Reproduce word for word the stretch of the records from the first line through the line containing "- label-expiry-date: Expiry".
=== STORED DATA ===
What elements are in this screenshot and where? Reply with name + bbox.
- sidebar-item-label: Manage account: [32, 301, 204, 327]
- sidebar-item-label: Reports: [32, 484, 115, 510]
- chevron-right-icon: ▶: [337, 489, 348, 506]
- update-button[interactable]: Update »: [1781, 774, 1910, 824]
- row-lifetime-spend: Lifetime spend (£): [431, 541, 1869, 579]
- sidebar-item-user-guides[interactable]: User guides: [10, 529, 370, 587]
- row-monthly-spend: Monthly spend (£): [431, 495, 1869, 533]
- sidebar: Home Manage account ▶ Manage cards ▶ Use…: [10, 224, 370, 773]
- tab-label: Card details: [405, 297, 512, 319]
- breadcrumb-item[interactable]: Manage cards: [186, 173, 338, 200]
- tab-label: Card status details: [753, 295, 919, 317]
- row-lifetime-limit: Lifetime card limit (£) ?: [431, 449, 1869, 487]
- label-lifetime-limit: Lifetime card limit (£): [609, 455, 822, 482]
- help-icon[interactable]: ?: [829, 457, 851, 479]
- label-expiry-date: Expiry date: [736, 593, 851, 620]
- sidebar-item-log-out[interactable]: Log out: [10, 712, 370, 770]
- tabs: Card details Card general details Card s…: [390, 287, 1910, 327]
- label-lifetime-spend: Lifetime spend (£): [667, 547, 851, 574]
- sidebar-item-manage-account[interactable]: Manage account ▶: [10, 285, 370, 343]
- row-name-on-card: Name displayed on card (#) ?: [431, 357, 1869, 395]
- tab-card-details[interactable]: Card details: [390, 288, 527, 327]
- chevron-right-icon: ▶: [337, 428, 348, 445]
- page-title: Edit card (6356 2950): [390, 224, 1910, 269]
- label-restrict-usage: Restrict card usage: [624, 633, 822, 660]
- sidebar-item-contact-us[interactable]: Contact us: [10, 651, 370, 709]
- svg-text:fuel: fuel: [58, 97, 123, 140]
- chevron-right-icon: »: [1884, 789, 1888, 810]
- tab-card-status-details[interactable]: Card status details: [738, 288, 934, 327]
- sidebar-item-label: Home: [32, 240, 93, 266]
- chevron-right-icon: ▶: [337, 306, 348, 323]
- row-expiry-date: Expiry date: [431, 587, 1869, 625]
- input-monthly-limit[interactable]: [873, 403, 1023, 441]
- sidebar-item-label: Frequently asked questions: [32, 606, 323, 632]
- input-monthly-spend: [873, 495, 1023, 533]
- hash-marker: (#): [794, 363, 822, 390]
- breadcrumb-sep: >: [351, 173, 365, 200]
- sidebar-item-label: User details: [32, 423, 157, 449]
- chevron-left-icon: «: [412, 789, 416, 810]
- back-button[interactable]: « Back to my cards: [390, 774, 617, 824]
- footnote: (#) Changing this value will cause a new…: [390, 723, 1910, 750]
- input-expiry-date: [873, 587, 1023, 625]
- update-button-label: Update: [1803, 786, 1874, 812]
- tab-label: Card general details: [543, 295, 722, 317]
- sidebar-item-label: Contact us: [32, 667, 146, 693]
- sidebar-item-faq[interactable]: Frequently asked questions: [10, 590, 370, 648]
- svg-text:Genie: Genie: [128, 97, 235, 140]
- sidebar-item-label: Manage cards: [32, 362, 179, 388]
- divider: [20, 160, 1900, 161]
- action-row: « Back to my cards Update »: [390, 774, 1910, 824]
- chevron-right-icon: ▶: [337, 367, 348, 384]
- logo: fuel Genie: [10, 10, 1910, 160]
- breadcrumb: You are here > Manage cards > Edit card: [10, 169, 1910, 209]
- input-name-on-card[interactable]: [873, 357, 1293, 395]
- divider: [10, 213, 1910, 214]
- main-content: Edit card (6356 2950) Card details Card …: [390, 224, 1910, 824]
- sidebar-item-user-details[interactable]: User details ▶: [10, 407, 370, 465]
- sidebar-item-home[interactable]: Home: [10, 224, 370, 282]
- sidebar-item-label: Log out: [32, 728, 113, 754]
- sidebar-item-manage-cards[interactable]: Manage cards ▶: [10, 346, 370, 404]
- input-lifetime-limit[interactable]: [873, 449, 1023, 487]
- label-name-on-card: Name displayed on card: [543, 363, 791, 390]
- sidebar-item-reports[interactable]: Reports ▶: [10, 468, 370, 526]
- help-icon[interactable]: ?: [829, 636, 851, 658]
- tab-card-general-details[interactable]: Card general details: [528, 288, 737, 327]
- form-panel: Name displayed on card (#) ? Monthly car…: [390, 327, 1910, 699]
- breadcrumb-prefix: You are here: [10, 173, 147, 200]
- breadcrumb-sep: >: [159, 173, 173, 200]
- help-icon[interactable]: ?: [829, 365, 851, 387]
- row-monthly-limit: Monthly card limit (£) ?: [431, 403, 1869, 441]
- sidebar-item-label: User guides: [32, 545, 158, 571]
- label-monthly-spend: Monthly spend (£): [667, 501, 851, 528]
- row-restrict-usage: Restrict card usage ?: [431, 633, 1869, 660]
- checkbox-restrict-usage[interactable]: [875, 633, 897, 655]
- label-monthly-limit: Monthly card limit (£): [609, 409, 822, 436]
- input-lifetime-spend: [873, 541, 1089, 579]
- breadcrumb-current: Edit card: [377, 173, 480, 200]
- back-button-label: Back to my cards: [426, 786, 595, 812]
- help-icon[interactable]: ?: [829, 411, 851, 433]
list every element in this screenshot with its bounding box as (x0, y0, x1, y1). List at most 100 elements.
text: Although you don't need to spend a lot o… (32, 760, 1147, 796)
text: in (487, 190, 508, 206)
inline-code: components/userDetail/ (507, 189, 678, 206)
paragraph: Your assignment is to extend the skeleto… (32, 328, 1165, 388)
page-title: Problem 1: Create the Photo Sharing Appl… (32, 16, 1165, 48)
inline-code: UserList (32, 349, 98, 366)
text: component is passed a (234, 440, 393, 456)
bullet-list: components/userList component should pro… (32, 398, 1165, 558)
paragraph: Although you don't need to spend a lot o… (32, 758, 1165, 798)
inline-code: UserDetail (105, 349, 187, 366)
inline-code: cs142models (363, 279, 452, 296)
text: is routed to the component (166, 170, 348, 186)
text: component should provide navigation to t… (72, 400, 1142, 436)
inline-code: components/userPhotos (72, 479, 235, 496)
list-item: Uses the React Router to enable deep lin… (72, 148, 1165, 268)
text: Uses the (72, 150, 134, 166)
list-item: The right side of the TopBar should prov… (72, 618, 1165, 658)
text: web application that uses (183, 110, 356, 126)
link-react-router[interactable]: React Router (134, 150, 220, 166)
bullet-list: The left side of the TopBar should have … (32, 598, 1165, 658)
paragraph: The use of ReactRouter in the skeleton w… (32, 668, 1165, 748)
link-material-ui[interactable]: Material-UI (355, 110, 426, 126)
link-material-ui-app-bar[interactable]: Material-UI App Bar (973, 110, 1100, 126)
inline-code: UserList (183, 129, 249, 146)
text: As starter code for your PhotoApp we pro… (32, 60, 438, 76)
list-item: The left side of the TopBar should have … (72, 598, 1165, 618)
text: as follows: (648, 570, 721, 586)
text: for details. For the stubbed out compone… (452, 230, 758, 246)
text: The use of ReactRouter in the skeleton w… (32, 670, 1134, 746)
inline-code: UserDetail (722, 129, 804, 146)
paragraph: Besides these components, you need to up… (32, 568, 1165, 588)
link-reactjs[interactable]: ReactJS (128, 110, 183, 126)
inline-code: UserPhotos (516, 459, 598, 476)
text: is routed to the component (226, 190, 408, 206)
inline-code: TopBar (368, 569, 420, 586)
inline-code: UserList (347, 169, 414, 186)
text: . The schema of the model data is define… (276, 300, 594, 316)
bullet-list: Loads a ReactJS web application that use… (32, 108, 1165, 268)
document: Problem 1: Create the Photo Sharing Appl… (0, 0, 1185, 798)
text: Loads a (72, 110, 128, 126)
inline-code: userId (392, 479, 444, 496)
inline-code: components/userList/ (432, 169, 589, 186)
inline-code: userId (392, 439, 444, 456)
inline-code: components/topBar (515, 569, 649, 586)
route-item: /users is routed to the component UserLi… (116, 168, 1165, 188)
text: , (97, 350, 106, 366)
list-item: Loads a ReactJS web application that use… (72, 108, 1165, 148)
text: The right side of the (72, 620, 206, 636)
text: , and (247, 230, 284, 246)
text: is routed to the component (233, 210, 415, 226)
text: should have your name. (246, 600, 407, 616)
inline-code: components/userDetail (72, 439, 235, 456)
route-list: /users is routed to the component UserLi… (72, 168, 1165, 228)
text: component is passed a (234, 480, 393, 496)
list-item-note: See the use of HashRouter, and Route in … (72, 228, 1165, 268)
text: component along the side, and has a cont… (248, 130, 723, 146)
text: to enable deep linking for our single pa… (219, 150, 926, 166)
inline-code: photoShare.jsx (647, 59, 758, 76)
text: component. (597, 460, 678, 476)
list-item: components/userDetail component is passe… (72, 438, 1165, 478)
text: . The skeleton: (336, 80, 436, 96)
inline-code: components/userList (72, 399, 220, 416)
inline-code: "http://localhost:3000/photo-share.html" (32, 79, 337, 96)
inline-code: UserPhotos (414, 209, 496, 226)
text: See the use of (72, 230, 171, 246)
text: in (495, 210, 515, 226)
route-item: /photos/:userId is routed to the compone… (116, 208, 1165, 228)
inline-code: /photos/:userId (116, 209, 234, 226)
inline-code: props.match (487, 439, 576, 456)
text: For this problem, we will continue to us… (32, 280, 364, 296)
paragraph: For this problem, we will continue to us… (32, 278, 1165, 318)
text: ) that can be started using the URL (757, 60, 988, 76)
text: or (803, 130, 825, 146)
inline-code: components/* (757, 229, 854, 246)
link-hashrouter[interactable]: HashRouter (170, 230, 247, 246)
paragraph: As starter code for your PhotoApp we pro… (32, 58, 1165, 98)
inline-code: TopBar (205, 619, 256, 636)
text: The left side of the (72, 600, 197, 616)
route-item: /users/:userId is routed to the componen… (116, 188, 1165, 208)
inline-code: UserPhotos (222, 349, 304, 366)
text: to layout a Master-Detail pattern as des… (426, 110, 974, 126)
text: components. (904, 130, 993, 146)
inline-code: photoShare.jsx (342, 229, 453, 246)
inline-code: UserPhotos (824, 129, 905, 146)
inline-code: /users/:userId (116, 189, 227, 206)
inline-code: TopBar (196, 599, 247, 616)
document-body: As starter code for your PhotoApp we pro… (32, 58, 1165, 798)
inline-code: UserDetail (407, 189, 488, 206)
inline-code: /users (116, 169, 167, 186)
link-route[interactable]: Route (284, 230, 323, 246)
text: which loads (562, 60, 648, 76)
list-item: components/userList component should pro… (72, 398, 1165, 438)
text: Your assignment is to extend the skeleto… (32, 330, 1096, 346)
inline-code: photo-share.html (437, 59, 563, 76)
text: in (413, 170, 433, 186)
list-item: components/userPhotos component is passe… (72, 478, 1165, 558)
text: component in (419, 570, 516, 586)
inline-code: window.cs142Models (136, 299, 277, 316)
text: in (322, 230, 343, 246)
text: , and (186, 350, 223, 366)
===
FINISHED EXERCISE:
What elements are in this screenshot and where? Reply with name + bbox.
- sidebar-item-label: Manage account: [32, 301, 204, 327]
- sidebar-item-label: Reports: [32, 484, 115, 510]
- chevron-right-icon: ▶: [337, 489, 348, 506]
- update-button[interactable]: Update »: [1781, 774, 1910, 824]
- row-lifetime-spend: Lifetime spend (£): [431, 541, 1869, 579]
- sidebar-item-user-guides[interactable]: User guides: [10, 529, 370, 587]
- row-monthly-spend: Monthly spend (£): [431, 495, 1869, 533]
- sidebar: Home Manage account ▶ Manage cards ▶ Use…: [10, 224, 370, 773]
- tab-label: Card details: [405, 297, 512, 319]
- breadcrumb-item[interactable]: Manage cards: [186, 173, 338, 200]
- tab-label: Card status details: [753, 295, 919, 317]
- row-lifetime-limit: Lifetime card limit (£) ?: [431, 449, 1869, 487]
- label-lifetime-limit: Lifetime card limit (£): [609, 455, 822, 482]
- help-icon[interactable]: ?: [829, 457, 851, 479]
- label-expiry-date: Expiry date: [736, 593, 851, 620]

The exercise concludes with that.